■ Dataset rows ■
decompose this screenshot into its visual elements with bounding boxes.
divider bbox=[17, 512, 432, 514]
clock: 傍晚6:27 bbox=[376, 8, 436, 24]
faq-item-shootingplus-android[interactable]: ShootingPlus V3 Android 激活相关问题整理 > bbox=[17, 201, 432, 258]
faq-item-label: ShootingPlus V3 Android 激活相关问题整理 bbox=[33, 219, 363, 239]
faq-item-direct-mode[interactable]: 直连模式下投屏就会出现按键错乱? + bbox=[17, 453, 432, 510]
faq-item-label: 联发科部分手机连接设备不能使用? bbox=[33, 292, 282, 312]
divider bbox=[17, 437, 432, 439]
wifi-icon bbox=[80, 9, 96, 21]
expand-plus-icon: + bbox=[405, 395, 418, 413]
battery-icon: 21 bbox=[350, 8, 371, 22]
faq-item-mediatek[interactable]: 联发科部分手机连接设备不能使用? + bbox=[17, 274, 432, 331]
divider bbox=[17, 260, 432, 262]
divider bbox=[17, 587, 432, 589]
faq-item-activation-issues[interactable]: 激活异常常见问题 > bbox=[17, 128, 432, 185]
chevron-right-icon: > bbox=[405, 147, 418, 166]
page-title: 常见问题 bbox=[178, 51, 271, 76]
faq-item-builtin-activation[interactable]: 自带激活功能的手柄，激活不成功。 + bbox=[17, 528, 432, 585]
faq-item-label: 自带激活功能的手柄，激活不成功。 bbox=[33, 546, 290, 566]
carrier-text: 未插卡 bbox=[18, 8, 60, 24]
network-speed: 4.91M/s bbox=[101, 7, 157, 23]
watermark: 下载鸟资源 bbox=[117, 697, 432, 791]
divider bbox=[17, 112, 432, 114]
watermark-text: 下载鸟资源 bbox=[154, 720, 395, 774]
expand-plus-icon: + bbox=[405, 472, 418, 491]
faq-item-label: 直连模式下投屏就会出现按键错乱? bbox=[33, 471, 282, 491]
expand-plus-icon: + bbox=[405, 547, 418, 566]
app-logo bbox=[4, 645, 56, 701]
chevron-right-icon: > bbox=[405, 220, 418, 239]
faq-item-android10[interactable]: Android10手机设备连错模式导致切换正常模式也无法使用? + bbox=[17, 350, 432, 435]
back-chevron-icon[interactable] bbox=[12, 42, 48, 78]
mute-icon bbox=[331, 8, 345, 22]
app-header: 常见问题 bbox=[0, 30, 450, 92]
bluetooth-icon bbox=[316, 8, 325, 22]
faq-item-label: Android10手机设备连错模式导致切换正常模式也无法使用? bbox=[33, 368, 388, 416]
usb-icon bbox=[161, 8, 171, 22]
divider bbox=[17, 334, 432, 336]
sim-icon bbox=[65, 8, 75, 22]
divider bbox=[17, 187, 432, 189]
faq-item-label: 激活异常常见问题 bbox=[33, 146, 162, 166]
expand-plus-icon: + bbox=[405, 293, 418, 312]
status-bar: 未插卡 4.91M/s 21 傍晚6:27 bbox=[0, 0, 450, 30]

■ Work to do ■
Please put the lines above into a JSON list of strings, with one string for each line and any blank lines left out.

■ The output ■
[
  "decompose this screenshot into its visual elements with bounding boxes.",
  "divider bbox=[17, 512, 432, 514]",
  "clock: 傍晚6:27 bbox=[376, 8, 436, 24]",
  "faq-item-shootingplus-android[interactable]: ShootingPlus V3 Android 激活相关问题整理 > bbox=[17, 201, 432, 258]",
  "faq-item-label: ShootingPlus V3 Android 激活相关问题整理 bbox=[33, 219, 363, 239]",
  "faq-item-direct-mode[interactable]: 直连模式下投屏就会出现按键错乱? + bbox=[17, 453, 432, 510]",
  "faq-item-label: 联发科部分手机连接设备不能使用? bbox=[33, 292, 282, 312]",
  "divider bbox=[17, 437, 432, 439]",
  "wifi-icon bbox=[80, 9, 96, 21]",
  "expand-plus-icon: + bbox=[405, 395, 418, 413]",
  "battery-icon: 21 bbox=[350, 8, 371, 22]",
  "faq-item-mediatek[interactable]: 联发科部分手机连接设备不能使用? + bbox=[17, 274, 432, 331]",
  "divider bbox=[17, 260, 432, 262]",
  "divider bbox=[17, 587, 432, 589]",
  "faq-item-activation-issues[interactable]: 激活异常常见问题 > bbox=[17, 128, 432, 185]",
  "chevron-right-icon: > bbox=[405, 147, 418, 166]",
  "page-title: 常见问题 bbox=[178, 51, 271, 76]",
  "faq-item-builtin-activation[interactable]: 自带激活功能的手柄，激活不成功。 + bbox=[17, 528, 432, 585]",
  "faq-item-label: 自带激活功能的手柄，激活不成功。 bbox=[33, 546, 290, 566]",
  "carrier-text: 未插卡 bbox=[18, 8, 60, 24]",
  "network-speed: 4.91M/s bbox=[101, 7, 157, 23]",
  "watermark: 下载鸟资源 bbox=[117, 697, 432, 791]",
  "divider bbox=[17, 112, 432, 114]",
  "watermark-text: 下载鸟资源 bbox=[154, 720, 395, 774]",
  "expand-plus-icon: + bbox=[405, 472, 418, 491]",
  "faq-item-label: 直连模式下投屏就会出现按键错乱? bbox=[33, 471, 282, 491]",
  "expand-plus-icon: + bbox=[405, 547, 418, 566]",
  "app-logo bbox=[4, 645, 56, 701]",
  "chevron-right-icon: > bbox=[405, 220, 418, 239]",
  "faq-item-android10[interactable]: Android10手机设备连错模式导致切换正常模式也无法使用? + bbox=[17, 350, 432, 435]",
  "back-chevron-icon[interactable] bbox=[12, 42, 48, 78]",
  "mute-icon bbox=[331, 8, 345, 22]",
  "app-header: 常见问题 bbox=[0, 30, 450, 92]",
  "bluetooth-icon bbox=[316, 8, 325, 22]",
  "faq-item-label: Android10手机设备连错模式导致切换正常模式也无法使用? bbox=[33, 368, 388, 416]",
  "usb-icon bbox=[161, 8, 171, 22]",
  "divider bbox=[17, 334, 432, 336]",
  "sim-icon bbox=[65, 8, 75, 22]",
  "divider bbox=[17, 187, 432, 189]",
  "faq-item-label: 激活异常常见问题 bbox=[33, 146, 162, 166]",
  "expand-plus-icon: + bbox=[405, 293, 418, 312]",
  "status-bar: 未插卡 4.91M/s 21 傍晚6:27 bbox=[0, 0, 450, 30]"
]